[Saved data entries]
:::
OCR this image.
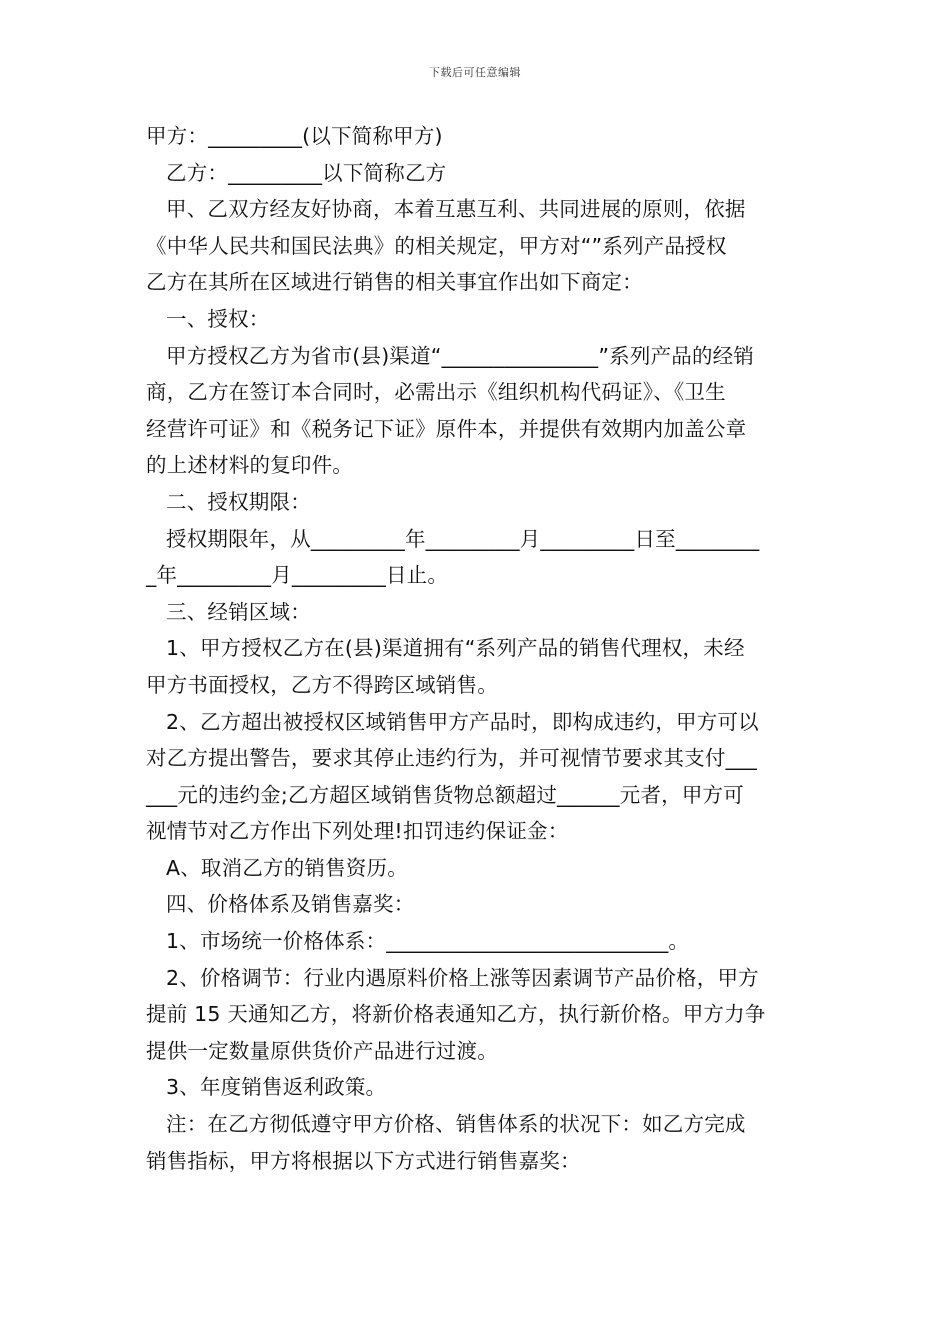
下载后可任意编辑
甲方：_________(以下简称甲方)
乙方：_________以下简称乙方
甲、乙双方经友好协商，本着互惠互利、共同进展的原则，依据
《中华人民共和国民法典》的相关规定，甲方对“”系列产品授权
乙方在其所在区域进行销售的相关事宜作出如下商定：
一、授权：
甲方授权乙方为省市(县)渠道“_______________”系列产品的经销
商，乙方在签订本合同时，必需出示《组织机构代码证》、《卫生
经营许可证》和《税务记下证》原件本，并提供有效期内加盖公章
的上述材料的复印件。
二、授权期限：
授权期限年，从_________年_________月_________日至________
_年_________月_________日止。
三、经销区域：
1、甲方授权乙方在(县)渠道拥有“系列产品的销售代理权，未经
甲方书面授权，乙方不得跨区域销售。
2、乙方超出被授权区域销售甲方产品时，即构成违约，甲方可以
对乙方提出警告，要求其停止违约行为，并可视情节要求其支付___
___元的违约金;乙方超区域销售货物总额超过______元者，甲方可
视情节对乙方作出下列处理!扣罚违约保证金：
A、取消乙方的销售资历。
四、价格体系及销售嘉奖：
1、市场统一价格体系：___________________________。
2、价格调节：行业内遇原料价格上涨等因素调节产品价格，甲方
提前 15 天通知乙方，将新价格表通知乙方，执行新价格。甲方力争
提供一定数量原供货价产品进行过渡。
3、年度销售返利政策。
注：在乙方彻低遵守甲方价格、销售体系的状况下：如乙方完成
销售指标，甲方将根据以下方式进行销售嘉奖：
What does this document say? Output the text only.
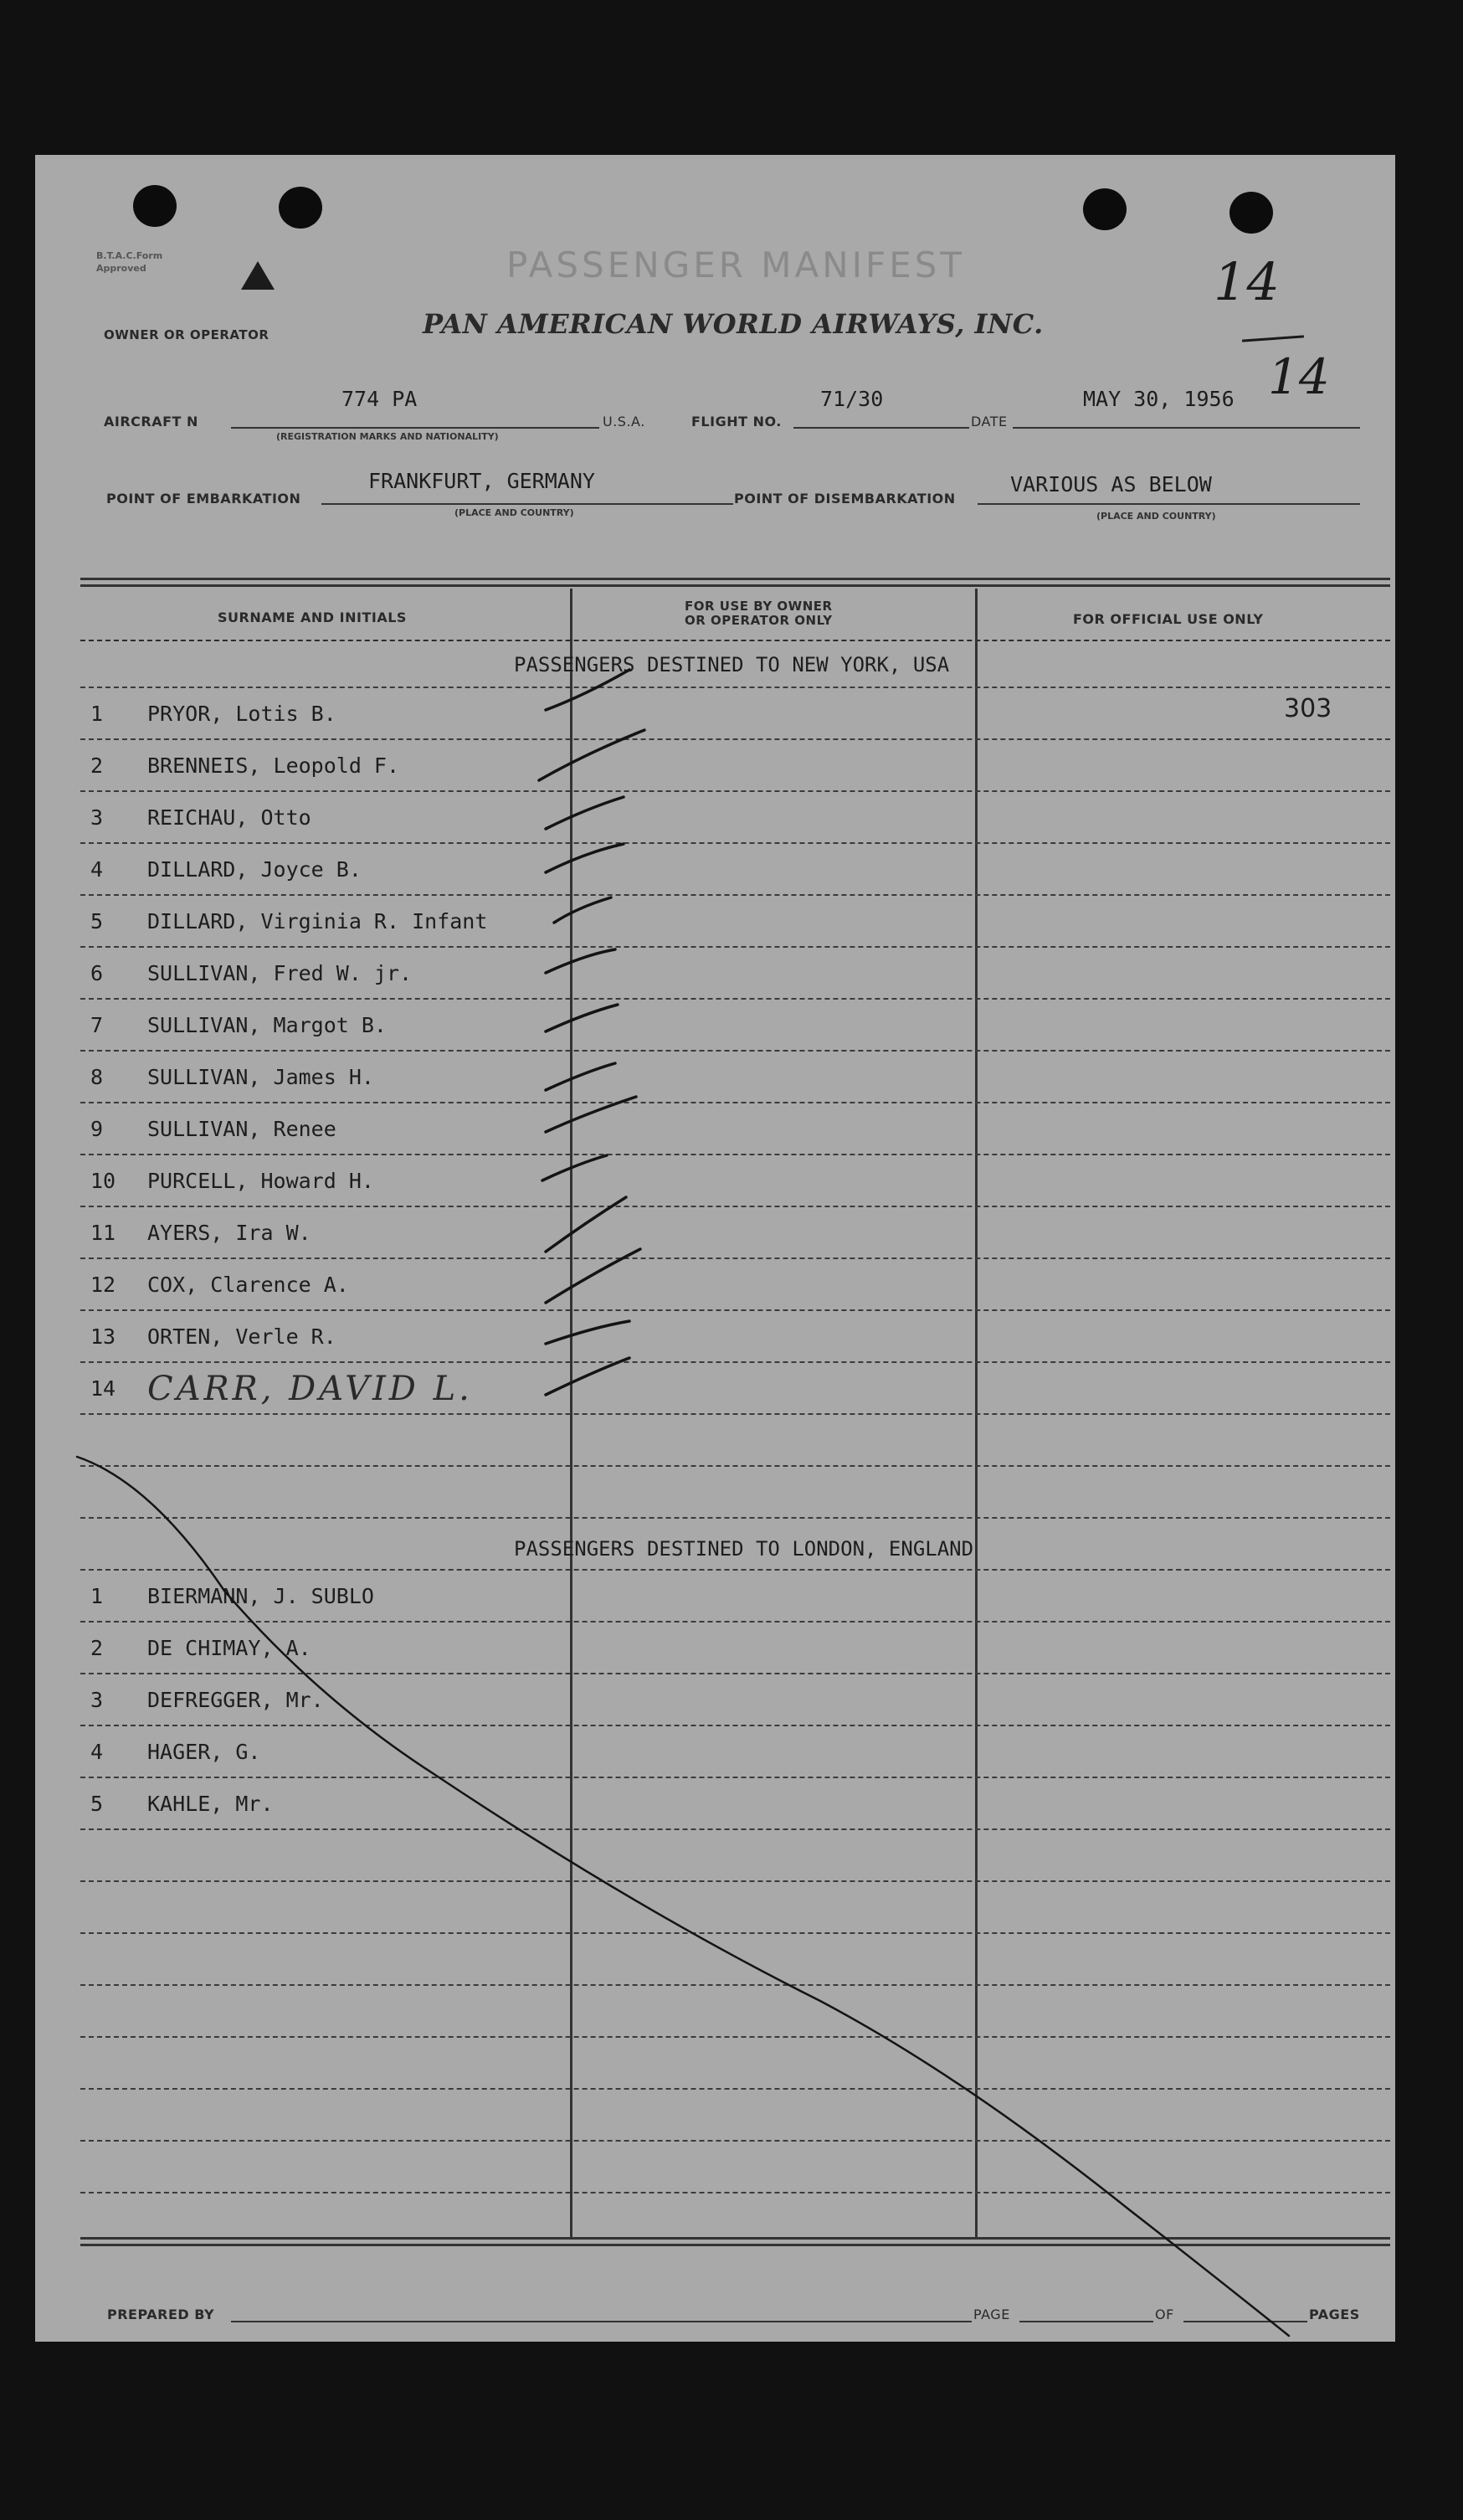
B.T.A.C.Form
Approved	PASSENGER MANIFEST
PAN AMERICAN WORLD AIRWAYS, INC.
OWNER OR OPERATOR
14
14
AIRCRAFT N
774 PA
(REGISTRATION MARKS AND NATIONALITY)
U.S.A.	FLIGHT NO.
71/30
DATE
MAY 30, 1956
POINT OF EMBARKATION
FRANKFURT, GERMANY
(PLACE AND COUNTRY)
POINT OF DISEMBARKATION
VARIOUS AS BELOW
(PLACE AND COUNTRY)
SURNAME AND INITIALS
FOR USE BY OWNER
OR OPERATOR ONLY	FOR OFFICIAL USE ONLY
PASSENGERS DESTINED TO NEW YORK, USA
303
1 PRYOR, Lotis B.
2 BRENNEIS, Leopold F.
3 REICHAU, Otto
4 DILLARD, Joyce B.
5 DILLARD, Virginia R. Infant
6 SULLIVAN, Fred W. jr.
7 SULLIVAN, Margot B.
8 SULLIVAN, James H.
9 SULLIVAN, Renee
10 PURCELL, Howard H.
11 AYERS, Ira W.
12 COX, Clarence A.
13 ORTEN, Verle R.
14 CARR, DAVID L.
PASSENGERS DESTINED TO LONDON, ENGLAND
1 BIERMANN, J. SUBLO
2 DE CHIMAY, A.
3 DEFREGGER, Mr.
4 HAGER, G.
5 KAHLE, Mr.
PREPARED BY	PAGE	OF	PAGES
:::
### Stated exercise:
Copy the listing over exactly, skipping the pictures it holds.

### Written solution:
OCR this image.
下载后可任意编辑
甲方：_________(以下简称甲方)
乙方：_________以下简称乙方
甲、乙双方经友好协商，本着互惠互利、共同进展的原则，依据
《中华人民共和国民法典》的相关规定，甲方对“”系列产品授权
乙方在其所在区域进行销售的相关事宜作出如下商定：
一、授权：
甲方授权乙方为省市(县)渠道“_______________”系列产品的经销
商，乙方在签订本合同时，必需出示《组织机构代码证》、《卫生
经营许可证》和《税务记下证》原件本，并提供有效期内加盖公章
的上述材料的复印件。
二、授权期限：
授权期限年，从_________年_________月_________日至________
_年_________月_________日止。
三、经销区域：
1、甲方授权乙方在(县)渠道拥有“系列产品的销售代理权，未经
甲方书面授权，乙方不得跨区域销售。
2、乙方超出被授权区域销售甲方产品时，即构成违约，甲方可以
对乙方提出警告，要求其停止违约行为，并可视情节要求其支付___
___元的违约金;乙方超区域销售货物总额超过______元者，甲方可
视情节对乙方作出下列处理!扣罚违约保证金：
A、取消乙方的销售资历。
四、价格体系及销售嘉奖：
1、市场统一价格体系：___________________________。
2、价格调节：行业内遇原料价格上涨等因素调节产品价格，甲方
提前 15 天通知乙方，将新价格表通知乙方，执行新价格。甲方力争
提供一定数量原供货价产品进行过渡。
3、年度销售返利政策。
注：在乙方彻低遵守甲方价格、销售体系的状况下：如乙方完成
销售指标，甲方将根据以下方式进行销售嘉奖：
What does this document say? Output the text only.
B.T.A.C.Form
Approved	PASSENGER MANIFEST
PAN AMERICAN WORLD AIRWAYS, INC.
OWNER OR OPERATOR
14
14
AIRCRAFT N
774 PA
(REGISTRATION MARKS AND NATIONALITY)
U.S.A.	FLIGHT NO.
71/30
DATE
MAY 30, 1956
POINT OF EMBARKATION
FRANKFURT, GERMANY
(PLACE AND COUNTRY)
POINT OF DISEMBARKATION
VARIOUS AS BELOW
(PLACE AND COUNTRY)
SURNAME AND INITIALS
FOR USE BY OWNER
OR OPERATOR ONLY	FOR OFFICIAL USE ONLY
PASSENGERS DESTINED TO NEW YORK, USA
303
1 PRYOR, Lotis B.
2 BRENNEIS, Leopold F.
3 REICHAU, Otto
4 DILLARD, Joyce B.
5 DILLARD, Virginia R. Infant
6 SULLIVAN, Fred W. jr.
7 SULLIVAN, Margot B.
8 SULLIVAN, James H.
9 SULLIVAN, Renee
10 PURCELL, Howard H.
11 AYERS, Ira W.
12 COX, Clarence A.
13 ORTEN, Verle R.
14 CARR, DAVID L.
PASSENGERS DESTINED TO LONDON, ENGLAND
1 BIERMANN, J. SUBLO
2 DE CHIMAY, A.
3 DEFREGGER, Mr.
4 HAGER, G.
5 KAHLE, Mr.
PREPARED BY	PAGE	OF	PAGES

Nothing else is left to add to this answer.